▶ **Work to do**: Provide nothing but the number of lines containing the string "this".

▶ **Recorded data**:
********

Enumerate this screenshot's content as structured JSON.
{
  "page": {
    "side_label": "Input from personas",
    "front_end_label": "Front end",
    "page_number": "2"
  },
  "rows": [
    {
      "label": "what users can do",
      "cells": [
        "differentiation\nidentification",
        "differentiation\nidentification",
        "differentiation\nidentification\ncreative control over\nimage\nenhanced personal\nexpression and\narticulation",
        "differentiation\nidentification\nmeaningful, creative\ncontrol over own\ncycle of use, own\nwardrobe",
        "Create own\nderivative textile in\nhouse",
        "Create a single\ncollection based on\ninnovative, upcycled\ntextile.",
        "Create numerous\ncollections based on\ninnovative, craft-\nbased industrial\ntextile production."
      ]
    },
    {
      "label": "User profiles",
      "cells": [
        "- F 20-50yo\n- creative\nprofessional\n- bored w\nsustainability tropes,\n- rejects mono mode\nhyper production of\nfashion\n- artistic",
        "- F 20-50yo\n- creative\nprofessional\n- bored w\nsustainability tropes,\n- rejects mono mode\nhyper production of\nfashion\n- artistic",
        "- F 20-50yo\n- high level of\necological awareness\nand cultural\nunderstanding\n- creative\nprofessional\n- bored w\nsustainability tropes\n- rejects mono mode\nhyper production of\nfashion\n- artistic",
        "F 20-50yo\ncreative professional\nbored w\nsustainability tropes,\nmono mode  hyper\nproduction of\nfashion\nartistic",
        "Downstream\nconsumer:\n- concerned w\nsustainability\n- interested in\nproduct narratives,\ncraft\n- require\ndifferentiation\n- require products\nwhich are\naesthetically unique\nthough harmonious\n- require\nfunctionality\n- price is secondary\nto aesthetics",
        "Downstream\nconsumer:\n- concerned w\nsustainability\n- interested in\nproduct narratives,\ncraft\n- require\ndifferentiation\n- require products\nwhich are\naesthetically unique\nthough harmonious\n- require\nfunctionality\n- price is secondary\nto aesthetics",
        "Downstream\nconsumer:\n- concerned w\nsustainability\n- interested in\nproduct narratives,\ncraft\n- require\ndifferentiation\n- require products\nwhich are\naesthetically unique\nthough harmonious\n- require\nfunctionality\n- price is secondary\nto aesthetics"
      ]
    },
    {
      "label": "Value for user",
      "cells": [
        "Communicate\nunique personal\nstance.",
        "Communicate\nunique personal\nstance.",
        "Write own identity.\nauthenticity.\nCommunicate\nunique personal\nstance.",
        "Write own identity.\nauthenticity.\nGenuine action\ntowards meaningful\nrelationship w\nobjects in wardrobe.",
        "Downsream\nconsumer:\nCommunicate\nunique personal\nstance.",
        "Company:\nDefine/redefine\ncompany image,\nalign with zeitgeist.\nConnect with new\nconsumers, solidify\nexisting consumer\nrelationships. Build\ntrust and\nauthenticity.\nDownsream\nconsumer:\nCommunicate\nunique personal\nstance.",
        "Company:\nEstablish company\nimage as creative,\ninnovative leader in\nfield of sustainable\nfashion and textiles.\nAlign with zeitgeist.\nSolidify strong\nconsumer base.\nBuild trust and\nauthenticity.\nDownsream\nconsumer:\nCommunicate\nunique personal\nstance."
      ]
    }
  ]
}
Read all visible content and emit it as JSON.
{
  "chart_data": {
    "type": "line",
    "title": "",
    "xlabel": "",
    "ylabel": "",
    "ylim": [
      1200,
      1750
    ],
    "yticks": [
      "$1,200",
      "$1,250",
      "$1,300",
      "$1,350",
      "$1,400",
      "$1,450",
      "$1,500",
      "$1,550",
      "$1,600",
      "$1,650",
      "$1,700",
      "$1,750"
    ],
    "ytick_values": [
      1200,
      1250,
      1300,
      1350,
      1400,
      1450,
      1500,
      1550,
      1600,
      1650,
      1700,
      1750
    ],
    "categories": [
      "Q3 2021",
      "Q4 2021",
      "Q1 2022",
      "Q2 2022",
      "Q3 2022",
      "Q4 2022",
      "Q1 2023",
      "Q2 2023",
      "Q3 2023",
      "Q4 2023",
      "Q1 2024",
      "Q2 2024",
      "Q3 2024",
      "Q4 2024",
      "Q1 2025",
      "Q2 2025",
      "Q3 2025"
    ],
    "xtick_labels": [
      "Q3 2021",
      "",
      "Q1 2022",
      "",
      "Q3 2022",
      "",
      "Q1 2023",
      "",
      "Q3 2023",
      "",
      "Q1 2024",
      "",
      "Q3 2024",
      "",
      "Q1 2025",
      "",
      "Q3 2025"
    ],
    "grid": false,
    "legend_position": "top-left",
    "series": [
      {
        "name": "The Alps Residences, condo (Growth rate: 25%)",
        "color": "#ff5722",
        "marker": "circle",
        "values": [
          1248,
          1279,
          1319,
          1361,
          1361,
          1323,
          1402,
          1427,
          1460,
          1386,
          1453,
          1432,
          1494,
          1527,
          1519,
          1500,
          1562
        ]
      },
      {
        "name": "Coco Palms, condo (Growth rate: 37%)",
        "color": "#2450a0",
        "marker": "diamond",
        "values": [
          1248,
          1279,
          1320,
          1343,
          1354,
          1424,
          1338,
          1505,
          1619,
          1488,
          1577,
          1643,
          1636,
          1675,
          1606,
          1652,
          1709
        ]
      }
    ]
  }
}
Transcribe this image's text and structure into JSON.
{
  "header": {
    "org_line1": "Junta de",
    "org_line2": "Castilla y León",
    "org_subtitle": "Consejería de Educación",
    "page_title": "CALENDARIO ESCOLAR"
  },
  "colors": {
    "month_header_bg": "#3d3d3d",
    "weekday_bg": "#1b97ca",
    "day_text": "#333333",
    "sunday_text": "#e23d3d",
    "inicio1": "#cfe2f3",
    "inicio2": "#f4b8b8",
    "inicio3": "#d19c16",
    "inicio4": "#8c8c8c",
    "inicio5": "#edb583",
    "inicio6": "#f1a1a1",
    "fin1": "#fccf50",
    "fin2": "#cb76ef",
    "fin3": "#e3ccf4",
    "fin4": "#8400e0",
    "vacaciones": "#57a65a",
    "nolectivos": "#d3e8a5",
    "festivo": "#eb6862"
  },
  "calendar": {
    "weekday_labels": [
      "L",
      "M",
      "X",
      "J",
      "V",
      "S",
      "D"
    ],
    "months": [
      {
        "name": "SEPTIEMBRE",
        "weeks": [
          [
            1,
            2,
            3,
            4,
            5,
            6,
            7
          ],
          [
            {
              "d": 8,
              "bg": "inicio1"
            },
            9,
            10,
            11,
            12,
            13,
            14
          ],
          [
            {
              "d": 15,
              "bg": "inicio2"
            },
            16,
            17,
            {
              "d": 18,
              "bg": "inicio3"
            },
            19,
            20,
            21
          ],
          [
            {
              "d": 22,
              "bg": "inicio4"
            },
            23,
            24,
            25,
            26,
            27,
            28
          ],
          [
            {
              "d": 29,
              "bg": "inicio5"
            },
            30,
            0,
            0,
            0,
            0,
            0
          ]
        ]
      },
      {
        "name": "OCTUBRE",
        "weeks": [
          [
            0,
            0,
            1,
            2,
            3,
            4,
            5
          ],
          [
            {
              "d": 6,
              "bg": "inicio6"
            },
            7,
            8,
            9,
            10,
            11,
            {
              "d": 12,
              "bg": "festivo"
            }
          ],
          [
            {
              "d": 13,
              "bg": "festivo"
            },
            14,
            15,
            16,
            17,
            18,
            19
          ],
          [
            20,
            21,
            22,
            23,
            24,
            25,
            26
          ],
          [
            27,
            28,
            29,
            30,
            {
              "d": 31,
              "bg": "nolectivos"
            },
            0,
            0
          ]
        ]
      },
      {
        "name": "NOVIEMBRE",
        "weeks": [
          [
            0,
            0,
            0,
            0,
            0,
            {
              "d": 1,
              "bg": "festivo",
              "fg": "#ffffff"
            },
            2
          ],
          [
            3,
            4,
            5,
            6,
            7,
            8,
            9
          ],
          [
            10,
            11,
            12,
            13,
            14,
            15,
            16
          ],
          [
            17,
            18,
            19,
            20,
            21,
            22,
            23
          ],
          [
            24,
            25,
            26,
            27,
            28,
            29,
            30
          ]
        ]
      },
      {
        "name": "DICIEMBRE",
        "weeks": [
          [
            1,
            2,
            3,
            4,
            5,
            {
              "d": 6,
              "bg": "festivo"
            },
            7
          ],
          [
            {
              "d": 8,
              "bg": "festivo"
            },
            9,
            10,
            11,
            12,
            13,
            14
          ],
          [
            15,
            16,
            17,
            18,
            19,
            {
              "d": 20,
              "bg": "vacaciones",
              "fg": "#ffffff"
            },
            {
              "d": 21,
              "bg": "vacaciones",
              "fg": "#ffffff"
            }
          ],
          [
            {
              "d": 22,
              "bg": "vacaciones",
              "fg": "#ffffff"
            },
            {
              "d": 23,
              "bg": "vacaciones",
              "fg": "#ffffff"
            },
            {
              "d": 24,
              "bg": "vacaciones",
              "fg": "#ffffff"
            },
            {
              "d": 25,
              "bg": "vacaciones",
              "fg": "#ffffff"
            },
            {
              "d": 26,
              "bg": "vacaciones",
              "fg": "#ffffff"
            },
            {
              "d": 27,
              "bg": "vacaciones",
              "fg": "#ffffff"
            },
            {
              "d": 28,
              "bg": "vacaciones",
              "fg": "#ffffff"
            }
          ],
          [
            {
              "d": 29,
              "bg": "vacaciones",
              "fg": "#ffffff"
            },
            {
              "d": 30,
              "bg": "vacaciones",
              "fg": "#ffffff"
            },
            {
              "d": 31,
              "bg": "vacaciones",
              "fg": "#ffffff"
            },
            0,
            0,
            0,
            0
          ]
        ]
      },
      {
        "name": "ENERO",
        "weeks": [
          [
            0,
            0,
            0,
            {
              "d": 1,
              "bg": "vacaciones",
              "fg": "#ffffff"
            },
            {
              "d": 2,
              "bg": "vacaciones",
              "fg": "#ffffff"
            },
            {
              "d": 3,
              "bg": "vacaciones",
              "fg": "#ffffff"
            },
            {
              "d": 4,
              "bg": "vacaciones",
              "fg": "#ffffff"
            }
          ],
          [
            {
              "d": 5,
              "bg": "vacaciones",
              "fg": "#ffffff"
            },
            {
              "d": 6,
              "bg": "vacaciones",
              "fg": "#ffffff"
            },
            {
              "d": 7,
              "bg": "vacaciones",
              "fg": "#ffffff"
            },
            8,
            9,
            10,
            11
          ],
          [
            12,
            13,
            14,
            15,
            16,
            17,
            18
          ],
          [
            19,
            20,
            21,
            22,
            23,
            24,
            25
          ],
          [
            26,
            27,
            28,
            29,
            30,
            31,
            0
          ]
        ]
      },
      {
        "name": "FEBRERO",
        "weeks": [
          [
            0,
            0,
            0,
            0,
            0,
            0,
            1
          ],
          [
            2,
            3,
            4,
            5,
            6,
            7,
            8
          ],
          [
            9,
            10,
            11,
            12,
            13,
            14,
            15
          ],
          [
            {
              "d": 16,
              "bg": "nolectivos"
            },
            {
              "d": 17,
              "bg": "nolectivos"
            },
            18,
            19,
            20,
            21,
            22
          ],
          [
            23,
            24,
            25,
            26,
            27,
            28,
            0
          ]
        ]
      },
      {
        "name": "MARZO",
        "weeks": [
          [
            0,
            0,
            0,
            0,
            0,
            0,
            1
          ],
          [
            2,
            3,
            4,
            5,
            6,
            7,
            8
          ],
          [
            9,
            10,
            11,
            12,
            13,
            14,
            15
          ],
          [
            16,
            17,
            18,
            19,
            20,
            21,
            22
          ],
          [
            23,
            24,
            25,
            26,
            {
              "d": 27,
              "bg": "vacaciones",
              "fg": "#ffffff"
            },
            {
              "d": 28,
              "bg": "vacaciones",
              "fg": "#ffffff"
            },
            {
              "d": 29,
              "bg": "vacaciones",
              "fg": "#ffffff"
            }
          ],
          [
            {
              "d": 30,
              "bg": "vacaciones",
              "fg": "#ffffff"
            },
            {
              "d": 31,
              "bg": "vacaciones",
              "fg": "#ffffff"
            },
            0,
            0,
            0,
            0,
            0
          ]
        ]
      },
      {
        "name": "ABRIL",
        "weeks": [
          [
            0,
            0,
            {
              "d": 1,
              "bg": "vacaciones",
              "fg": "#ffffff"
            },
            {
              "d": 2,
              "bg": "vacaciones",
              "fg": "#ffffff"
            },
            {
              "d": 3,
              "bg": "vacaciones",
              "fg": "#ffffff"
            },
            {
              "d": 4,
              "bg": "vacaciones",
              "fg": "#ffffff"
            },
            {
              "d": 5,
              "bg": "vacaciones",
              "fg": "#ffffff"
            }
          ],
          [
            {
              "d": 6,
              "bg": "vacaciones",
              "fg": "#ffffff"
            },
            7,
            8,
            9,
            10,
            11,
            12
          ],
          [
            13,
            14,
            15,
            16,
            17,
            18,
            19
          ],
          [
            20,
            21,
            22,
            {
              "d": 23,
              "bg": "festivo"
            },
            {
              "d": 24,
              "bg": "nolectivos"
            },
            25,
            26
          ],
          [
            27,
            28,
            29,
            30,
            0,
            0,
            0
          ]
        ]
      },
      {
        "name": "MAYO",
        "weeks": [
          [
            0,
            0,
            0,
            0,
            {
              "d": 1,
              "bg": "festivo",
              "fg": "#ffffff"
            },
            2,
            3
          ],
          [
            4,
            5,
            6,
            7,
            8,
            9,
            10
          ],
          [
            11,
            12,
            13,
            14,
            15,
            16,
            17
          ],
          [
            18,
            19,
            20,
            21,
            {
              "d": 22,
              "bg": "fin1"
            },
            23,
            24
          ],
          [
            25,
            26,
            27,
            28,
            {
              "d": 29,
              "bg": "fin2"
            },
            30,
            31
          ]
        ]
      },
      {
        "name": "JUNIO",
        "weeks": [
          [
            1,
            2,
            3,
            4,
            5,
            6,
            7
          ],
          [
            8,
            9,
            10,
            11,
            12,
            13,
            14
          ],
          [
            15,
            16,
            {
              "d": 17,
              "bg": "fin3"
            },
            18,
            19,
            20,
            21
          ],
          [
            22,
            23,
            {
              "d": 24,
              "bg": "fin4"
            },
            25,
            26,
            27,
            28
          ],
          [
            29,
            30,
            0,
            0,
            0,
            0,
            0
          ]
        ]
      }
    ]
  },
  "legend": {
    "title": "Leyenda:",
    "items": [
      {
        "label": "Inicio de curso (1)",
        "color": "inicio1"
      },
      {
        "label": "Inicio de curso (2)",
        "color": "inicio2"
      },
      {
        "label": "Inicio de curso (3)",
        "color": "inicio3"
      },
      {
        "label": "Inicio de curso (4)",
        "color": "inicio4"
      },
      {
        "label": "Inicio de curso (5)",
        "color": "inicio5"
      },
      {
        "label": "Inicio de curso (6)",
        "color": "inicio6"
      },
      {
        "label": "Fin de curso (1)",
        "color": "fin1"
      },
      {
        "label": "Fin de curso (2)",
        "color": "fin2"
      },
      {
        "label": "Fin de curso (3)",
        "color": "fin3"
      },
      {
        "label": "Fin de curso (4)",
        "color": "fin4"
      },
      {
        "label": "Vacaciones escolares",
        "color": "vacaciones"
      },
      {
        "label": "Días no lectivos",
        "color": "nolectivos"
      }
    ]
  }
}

********

▶ **Solution below**: 2